* TASK TO COMPLETE *
Retype every record below exactly as it appears.

+ + +

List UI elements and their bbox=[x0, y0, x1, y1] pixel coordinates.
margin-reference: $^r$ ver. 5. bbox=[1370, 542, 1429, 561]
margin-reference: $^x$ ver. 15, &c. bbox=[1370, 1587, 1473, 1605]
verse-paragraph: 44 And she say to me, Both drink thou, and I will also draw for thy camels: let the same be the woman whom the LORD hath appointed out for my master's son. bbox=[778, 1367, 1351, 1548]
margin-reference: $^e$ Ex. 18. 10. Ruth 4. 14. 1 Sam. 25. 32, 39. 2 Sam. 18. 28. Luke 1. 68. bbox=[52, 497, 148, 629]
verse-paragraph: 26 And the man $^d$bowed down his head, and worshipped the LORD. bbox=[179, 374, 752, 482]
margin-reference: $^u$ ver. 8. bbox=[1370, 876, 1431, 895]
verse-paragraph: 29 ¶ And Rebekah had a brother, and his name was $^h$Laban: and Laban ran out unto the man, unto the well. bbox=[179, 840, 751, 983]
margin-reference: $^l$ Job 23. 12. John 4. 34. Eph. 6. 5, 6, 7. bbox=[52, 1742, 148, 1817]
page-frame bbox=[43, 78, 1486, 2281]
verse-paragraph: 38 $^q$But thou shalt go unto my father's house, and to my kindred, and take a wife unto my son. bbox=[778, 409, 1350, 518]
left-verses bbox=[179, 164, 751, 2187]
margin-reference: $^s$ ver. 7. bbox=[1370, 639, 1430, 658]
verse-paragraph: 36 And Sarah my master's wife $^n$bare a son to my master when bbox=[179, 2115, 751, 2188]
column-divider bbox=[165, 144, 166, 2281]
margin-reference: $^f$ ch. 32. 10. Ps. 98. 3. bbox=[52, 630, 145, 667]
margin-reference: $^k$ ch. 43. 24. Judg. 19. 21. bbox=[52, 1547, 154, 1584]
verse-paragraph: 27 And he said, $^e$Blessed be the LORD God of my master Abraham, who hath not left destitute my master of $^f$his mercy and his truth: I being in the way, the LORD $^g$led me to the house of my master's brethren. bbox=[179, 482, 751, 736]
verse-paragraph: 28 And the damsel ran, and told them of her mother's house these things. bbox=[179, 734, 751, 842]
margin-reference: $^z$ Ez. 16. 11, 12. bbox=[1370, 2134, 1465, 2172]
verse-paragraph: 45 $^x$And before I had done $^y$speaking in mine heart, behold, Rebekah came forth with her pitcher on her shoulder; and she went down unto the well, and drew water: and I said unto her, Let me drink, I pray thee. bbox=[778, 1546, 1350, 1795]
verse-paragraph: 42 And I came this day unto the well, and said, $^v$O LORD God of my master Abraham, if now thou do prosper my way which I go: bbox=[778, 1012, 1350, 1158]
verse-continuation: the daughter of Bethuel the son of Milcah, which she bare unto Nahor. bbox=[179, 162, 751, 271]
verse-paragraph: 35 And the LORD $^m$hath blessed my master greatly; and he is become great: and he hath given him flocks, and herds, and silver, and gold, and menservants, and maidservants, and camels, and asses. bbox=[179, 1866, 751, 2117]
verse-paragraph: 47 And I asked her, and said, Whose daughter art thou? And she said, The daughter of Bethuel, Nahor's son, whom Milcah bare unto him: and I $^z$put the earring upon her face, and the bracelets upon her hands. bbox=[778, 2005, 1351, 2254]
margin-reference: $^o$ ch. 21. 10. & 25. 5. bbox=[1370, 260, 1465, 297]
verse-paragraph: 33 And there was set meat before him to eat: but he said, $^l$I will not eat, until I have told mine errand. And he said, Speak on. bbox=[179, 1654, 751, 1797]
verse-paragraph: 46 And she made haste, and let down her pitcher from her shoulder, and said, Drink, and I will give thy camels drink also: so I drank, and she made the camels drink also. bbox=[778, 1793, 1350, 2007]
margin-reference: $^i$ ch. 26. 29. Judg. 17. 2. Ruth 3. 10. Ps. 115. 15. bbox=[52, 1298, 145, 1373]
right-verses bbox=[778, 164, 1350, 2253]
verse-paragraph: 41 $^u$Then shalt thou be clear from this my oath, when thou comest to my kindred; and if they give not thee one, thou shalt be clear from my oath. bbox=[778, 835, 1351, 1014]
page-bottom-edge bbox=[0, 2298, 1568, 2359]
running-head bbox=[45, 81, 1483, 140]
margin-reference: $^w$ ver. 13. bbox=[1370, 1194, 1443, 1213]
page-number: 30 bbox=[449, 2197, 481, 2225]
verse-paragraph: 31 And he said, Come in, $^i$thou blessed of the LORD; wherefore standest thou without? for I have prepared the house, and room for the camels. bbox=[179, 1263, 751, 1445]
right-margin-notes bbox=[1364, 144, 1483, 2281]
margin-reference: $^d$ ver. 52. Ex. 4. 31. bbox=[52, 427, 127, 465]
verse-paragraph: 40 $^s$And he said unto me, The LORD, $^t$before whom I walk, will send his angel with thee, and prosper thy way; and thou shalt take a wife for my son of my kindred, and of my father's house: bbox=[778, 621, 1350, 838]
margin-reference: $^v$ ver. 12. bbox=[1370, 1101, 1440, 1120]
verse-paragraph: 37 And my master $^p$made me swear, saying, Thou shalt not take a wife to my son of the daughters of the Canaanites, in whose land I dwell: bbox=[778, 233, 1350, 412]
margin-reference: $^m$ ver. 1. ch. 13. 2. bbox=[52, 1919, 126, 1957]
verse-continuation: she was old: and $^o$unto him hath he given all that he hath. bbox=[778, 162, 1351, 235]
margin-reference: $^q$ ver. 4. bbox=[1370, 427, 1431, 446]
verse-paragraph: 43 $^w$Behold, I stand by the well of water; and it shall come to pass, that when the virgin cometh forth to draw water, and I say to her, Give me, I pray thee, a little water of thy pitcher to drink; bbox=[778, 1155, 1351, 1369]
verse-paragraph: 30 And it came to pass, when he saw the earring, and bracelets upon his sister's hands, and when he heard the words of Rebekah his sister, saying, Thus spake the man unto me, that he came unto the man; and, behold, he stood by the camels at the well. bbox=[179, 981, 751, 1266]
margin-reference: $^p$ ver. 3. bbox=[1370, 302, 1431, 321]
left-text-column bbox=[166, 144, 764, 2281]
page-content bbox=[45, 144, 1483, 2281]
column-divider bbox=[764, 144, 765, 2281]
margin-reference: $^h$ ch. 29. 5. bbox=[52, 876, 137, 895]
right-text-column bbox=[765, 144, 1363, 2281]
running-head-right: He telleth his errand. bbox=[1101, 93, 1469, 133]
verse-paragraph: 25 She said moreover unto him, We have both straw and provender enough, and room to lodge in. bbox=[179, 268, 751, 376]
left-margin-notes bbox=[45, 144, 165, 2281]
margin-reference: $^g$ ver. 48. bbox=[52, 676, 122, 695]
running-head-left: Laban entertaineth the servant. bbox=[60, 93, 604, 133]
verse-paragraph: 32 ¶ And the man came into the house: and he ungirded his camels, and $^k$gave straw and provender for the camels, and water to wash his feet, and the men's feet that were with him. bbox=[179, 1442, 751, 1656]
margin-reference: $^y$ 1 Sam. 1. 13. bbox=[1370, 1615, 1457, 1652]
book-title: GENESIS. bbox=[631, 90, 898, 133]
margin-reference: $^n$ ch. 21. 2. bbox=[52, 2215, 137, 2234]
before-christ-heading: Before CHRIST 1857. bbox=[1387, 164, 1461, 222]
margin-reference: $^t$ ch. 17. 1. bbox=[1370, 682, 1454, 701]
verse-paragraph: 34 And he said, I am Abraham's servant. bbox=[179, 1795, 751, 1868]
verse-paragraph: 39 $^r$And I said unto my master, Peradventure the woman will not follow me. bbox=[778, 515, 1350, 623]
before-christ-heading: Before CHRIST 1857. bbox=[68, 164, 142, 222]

+ + +

* TASK OUTPUT *
List UI elements and their bbox=[x0, y0, x1, y1] pixel coordinates.
margin-reference: $^r$ ver. 5. bbox=[1370, 542, 1429, 561]
margin-reference: $^x$ ver. 15, &c. bbox=[1370, 1587, 1473, 1605]
verse-paragraph: 44 And she say to me, Both drink thou, and I will also draw for thy camels: let the same be the woman whom the LORD hath appointed out for my master's son. bbox=[778, 1367, 1351, 1548]
margin-reference: $^e$ Ex. 18. 10. Ruth 4. 14. 1 Sam. 25. 32, 39. 2 Sam. 18. 28. Luke 1. 68. bbox=[52, 497, 148, 629]
verse-paragraph: 26 And the man $^d$bowed down his head, and worshipped the LORD. bbox=[179, 374, 752, 482]
margin-reference: $^u$ ver. 8. bbox=[1370, 876, 1431, 895]
verse-paragraph: 29 ¶ And Rebekah had a brother, and his name was $^h$Laban: and Laban ran out unto the man, unto the well. bbox=[179, 840, 751, 983]
margin-reference: $^l$ Job 23. 12. John 4. 34. Eph. 6. 5, 6, 7. bbox=[52, 1742, 148, 1817]
page-frame bbox=[43, 78, 1486, 2281]
verse-paragraph: 38 $^q$But thou shalt go unto my father's house, and to my kindred, and take a wife unto my son. bbox=[778, 409, 1350, 518]
left-verses bbox=[179, 164, 751, 2187]
margin-reference: $^s$ ver. 7. bbox=[1370, 639, 1430, 658]
verse-paragraph: 36 And Sarah my master's wife $^n$bare a son to my master when bbox=[179, 2115, 751, 2188]
column-divider bbox=[165, 144, 166, 2281]
margin-reference: $^f$ ch. 32. 10. Ps. 98. 3. bbox=[52, 630, 145, 667]
margin-reference: $^k$ ch. 43. 24. Judg. 19. 21. bbox=[52, 1547, 154, 1584]
verse-paragraph: 27 And he said, $^e$Blessed be the LORD God of my master Abraham, who hath not left destitute my master of $^f$his mercy and his truth: I being in the way, the LORD $^g$led me to the house of my master's brethren. bbox=[179, 482, 751, 736]
verse-paragraph: 28 And the damsel ran, and told them of her mother's house these things. bbox=[179, 734, 751, 842]
margin-reference: $^z$ Ez. 16. 11, 12. bbox=[1370, 2134, 1465, 2172]
verse-paragraph: 45 $^x$And before I had done $^y$speaking in mine heart, behold, Rebekah came forth with her pitcher on her shoulder; and she went down unto the well, and drew water: and I said unto her, Let me drink, I pray thee. bbox=[778, 1546, 1350, 1795]
verse-paragraph: 42 And I came this day unto the well, and said, $^v$O LORD God of my master Abraham, if now thou do prosper my way which I go: bbox=[778, 1012, 1350, 1158]
verse-continuation: the daughter of Bethuel the son of Milcah, which she bare unto Nahor. bbox=[179, 162, 751, 271]
verse-paragraph: 35 And the LORD $^m$hath blessed my master greatly; and he is become great: and he hath given him flocks, and herds, and silver, and gold, and menservants, and maidservants, and camels, and asses. bbox=[179, 1866, 751, 2117]
verse-paragraph: 47 And I asked her, and said, Whose daughter art thou? And she said, The daughter of Bethuel, Nahor's son, whom Milcah bare unto him: and I $^z$put the earring upon her face, and the bracelets upon her hands. bbox=[778, 2005, 1351, 2254]
margin-reference: $^o$ ch. 21. 10. & 25. 5. bbox=[1370, 260, 1465, 297]
verse-paragraph: 33 And there was set meat before him to eat: but he said, $^l$I will not eat, until I have told mine errand. And he said, Speak on. bbox=[179, 1654, 751, 1797]
verse-paragraph: 46 And she made haste, and let down her pitcher from her shoulder, and said, Drink, and I will give thy camels drink also: so I drank, and she made the camels drink also. bbox=[778, 1793, 1350, 2007]
margin-reference: $^i$ ch. 26. 29. Judg. 17. 2. Ruth 3. 10. Ps. 115. 15. bbox=[52, 1298, 145, 1373]
right-verses bbox=[778, 164, 1350, 2253]
verse-paragraph: 41 $^u$Then shalt thou be clear from this my oath, when thou comest to my kindred; and if they give not thee one, thou shalt be clear from my oath. bbox=[778, 835, 1351, 1014]
page-bottom-edge bbox=[0, 2298, 1568, 2359]
running-head bbox=[45, 81, 1483, 140]
margin-reference: $^w$ ver. 13. bbox=[1370, 1194, 1443, 1213]
page-number: 30 bbox=[449, 2197, 481, 2225]
verse-paragraph: 31 And he said, Come in, $^i$thou blessed of the LORD; wherefore standest thou without? for I have prepared the house, and room for the camels. bbox=[179, 1263, 751, 1445]
right-margin-notes bbox=[1364, 144, 1483, 2281]
margin-reference: $^d$ ver. 52. Ex. 4. 31. bbox=[52, 427, 127, 465]
verse-paragraph: 40 $^s$And he said unto me, The LORD, $^t$before whom I walk, will send his angel with thee, and prosper thy way; and thou shalt take a wife for my son of my kindred, and of my father's house: bbox=[778, 621, 1350, 838]
margin-reference: $^v$ ver. 12. bbox=[1370, 1101, 1440, 1120]
verse-paragraph: 37 And my master $^p$made me swear, saying, Thou shalt not take a wife to my son of the daughters of the Canaanites, in whose land I dwell: bbox=[778, 233, 1350, 412]
margin-reference: $^m$ ver. 1. ch. 13. 2. bbox=[52, 1919, 126, 1957]
verse-continuation: she was old: and $^o$unto him hath he given all that he hath. bbox=[778, 162, 1351, 235]
margin-reference: $^q$ ver. 4. bbox=[1370, 427, 1431, 446]
verse-paragraph: 43 $^w$Behold, I stand by the well of water; and it shall come to pass, that when the virgin cometh forth to draw water, and I say to her, Give me, I pray thee, a little water of thy pitcher to drink; bbox=[778, 1155, 1351, 1369]
verse-paragraph: 30 And it came to pass, when he saw the earring, and bracelets upon his sister's hands, and when he heard the words of Rebekah his sister, saying, Thus spake the man unto me, that he came unto the man; and, behold, he stood by the camels at the well. bbox=[179, 981, 751, 1266]
margin-reference: $^p$ ver. 3. bbox=[1370, 302, 1431, 321]
left-text-column bbox=[166, 144, 764, 2281]
page-content bbox=[45, 144, 1483, 2281]
column-divider bbox=[764, 144, 765, 2281]
margin-reference: $^h$ ch. 29. 5. bbox=[52, 876, 137, 895]
right-text-column bbox=[765, 144, 1363, 2281]
running-head-right: He telleth his errand. bbox=[1101, 93, 1469, 133]
verse-paragraph: 25 She said moreover unto him, We have both straw and provender enough, and room to lodge in. bbox=[179, 268, 751, 376]
left-margin-notes bbox=[45, 144, 165, 2281]
margin-reference: $^g$ ver. 48. bbox=[52, 676, 122, 695]
running-head-left: Laban entertaineth the servant. bbox=[60, 93, 604, 133]
verse-paragraph: 32 ¶ And the man came into the house: and he ungirded his camels, and $^k$gave straw and provender for the camels, and water to wash his feet, and the men's feet that were with him. bbox=[179, 1442, 751, 1656]
margin-reference: $^y$ 1 Sam. 1. 13. bbox=[1370, 1615, 1457, 1652]
book-title: GENESIS. bbox=[631, 90, 898, 133]
margin-reference: $^n$ ch. 21. 2. bbox=[52, 2215, 137, 2234]
before-christ-heading: Before CHRIST 1857. bbox=[1387, 164, 1461, 222]
margin-reference: $^t$ ch. 17. 1. bbox=[1370, 682, 1454, 701]
verse-paragraph: 34 And he said, I am Abraham's servant. bbox=[179, 1795, 751, 1868]
verse-paragraph: 39 $^r$And I said unto my master, Peradventure the woman will not follow me. bbox=[778, 515, 1350, 623]
before-christ-heading: Before CHRIST 1857. bbox=[68, 164, 142, 222]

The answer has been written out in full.